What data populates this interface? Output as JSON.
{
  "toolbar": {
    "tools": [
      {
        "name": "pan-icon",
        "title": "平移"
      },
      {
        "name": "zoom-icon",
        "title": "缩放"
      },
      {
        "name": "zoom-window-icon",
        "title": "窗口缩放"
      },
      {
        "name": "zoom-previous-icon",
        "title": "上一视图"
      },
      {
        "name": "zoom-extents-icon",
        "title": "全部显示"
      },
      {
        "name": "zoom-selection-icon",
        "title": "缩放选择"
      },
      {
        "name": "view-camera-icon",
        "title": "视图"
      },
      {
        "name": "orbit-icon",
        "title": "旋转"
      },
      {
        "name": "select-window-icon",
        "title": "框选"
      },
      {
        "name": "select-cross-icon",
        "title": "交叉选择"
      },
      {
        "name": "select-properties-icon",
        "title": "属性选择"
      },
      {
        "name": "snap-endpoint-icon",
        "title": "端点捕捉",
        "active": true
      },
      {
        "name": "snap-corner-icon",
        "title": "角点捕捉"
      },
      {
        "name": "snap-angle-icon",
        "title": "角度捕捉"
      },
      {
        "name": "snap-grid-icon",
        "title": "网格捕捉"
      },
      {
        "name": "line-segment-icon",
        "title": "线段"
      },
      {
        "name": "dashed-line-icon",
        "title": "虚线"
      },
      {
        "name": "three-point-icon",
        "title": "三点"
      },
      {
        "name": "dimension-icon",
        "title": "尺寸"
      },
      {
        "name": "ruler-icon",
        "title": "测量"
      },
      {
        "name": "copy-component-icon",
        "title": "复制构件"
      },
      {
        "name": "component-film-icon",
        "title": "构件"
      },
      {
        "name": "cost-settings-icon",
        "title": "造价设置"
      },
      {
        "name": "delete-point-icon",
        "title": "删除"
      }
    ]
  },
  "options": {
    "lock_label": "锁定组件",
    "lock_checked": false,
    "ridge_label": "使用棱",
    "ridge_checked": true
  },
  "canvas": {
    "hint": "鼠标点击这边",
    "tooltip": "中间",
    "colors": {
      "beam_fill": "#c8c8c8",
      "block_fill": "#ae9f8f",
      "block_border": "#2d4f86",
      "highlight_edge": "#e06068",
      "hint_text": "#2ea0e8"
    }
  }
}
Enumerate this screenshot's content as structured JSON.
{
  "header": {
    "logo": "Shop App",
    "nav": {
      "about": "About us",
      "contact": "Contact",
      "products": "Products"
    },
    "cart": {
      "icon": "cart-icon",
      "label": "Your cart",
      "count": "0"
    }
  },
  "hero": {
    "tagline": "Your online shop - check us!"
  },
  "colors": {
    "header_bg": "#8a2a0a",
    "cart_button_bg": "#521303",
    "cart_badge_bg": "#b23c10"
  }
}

^^^^

◆ REQUIREMENTS: Repeat each entry word for word.

◆ EXERCISE RESULT:
What data populates this interface? Output as JSON.
{
  "toolbar": {
    "tools": [
      {
        "name": "pan-icon",
        "title": "平移"
      },
      {
        "name": "zoom-icon",
        "title": "缩放"
      },
      {
        "name": "zoom-window-icon",
        "title": "窗口缩放"
      },
      {
        "name": "zoom-previous-icon",
        "title": "上一视图"
      },
      {
        "name": "zoom-extents-icon",
        "title": "全部显示"
      },
      {
        "name": "zoom-selection-icon",
        "title": "缩放选择"
      },
      {
        "name": "view-camera-icon",
        "title": "视图"
      },
      {
        "name": "orbit-icon",
        "title": "旋转"
      },
      {
        "name": "select-window-icon",
        "title": "框选"
      },
      {
        "name": "select-cross-icon",
        "title": "交叉选择"
      },
      {
        "name": "select-properties-icon",
        "title": "属性选择"
      },
      {
        "name": "snap-endpoint-icon",
        "title": "端点捕捉",
        "active": true
      },
      {
        "name": "snap-corner-icon",
        "title": "角点捕捉"
      },
      {
        "name": "snap-angle-icon",
        "title": "角度捕捉"
      },
      {
        "name": "snap-grid-icon",
        "title": "网格捕捉"
      },
      {
        "name": "line-segment-icon",
        "title": "线段"
      },
      {
        "name": "dashed-line-icon",
        "title": "虚线"
      },
      {
        "name": "three-point-icon",
        "title": "三点"
      },
      {
        "name": "dimension-icon",
        "title": "尺寸"
      },
      {
        "name": "ruler-icon",
        "title": "测量"
      },
      {
        "name": "copy-component-icon",
        "title": "复制构件"
      },
      {
        "name": "component-film-icon",
        "title": "构件"
      },
      {
        "name": "cost-settings-icon",
        "title": "造价设置"
      },
      {
        "name": "delete-point-icon",
        "title": "删除"
      }
    ]
  },
  "options": {
    "lock_label": "锁定组件",
    "lock_checked": false,
    "ridge_label": "使用棱",
    "ridge_checked": true
  },
  "canvas": {
    "hint": "鼠标点击这边",
    "tooltip": "中间",
    "colors": {
      "beam_fill": "#c8c8c8",
      "block_fill": "#ae9f8f",
      "block_border": "#2d4f86",
      "highlight_edge": "#e06068",
      "hint_text": "#2ea0e8"
    }
  }
}
Enumerate this screenshot's content as structured JSON.
{
  "header": {
    "logo": "Shop App",
    "nav": {
      "about": "About us",
      "contact": "Contact",
      "products": "Products"
    },
    "cart": {
      "icon": "cart-icon",
      "label": "Your cart",
      "count": "0"
    }
  },
  "hero": {
    "tagline": "Your online shop - check us!"
  },
  "colors": {
    "header_bg": "#8a2a0a",
    "cart_button_bg": "#521303",
    "cart_badge_bg": "#b23c10"
  }
}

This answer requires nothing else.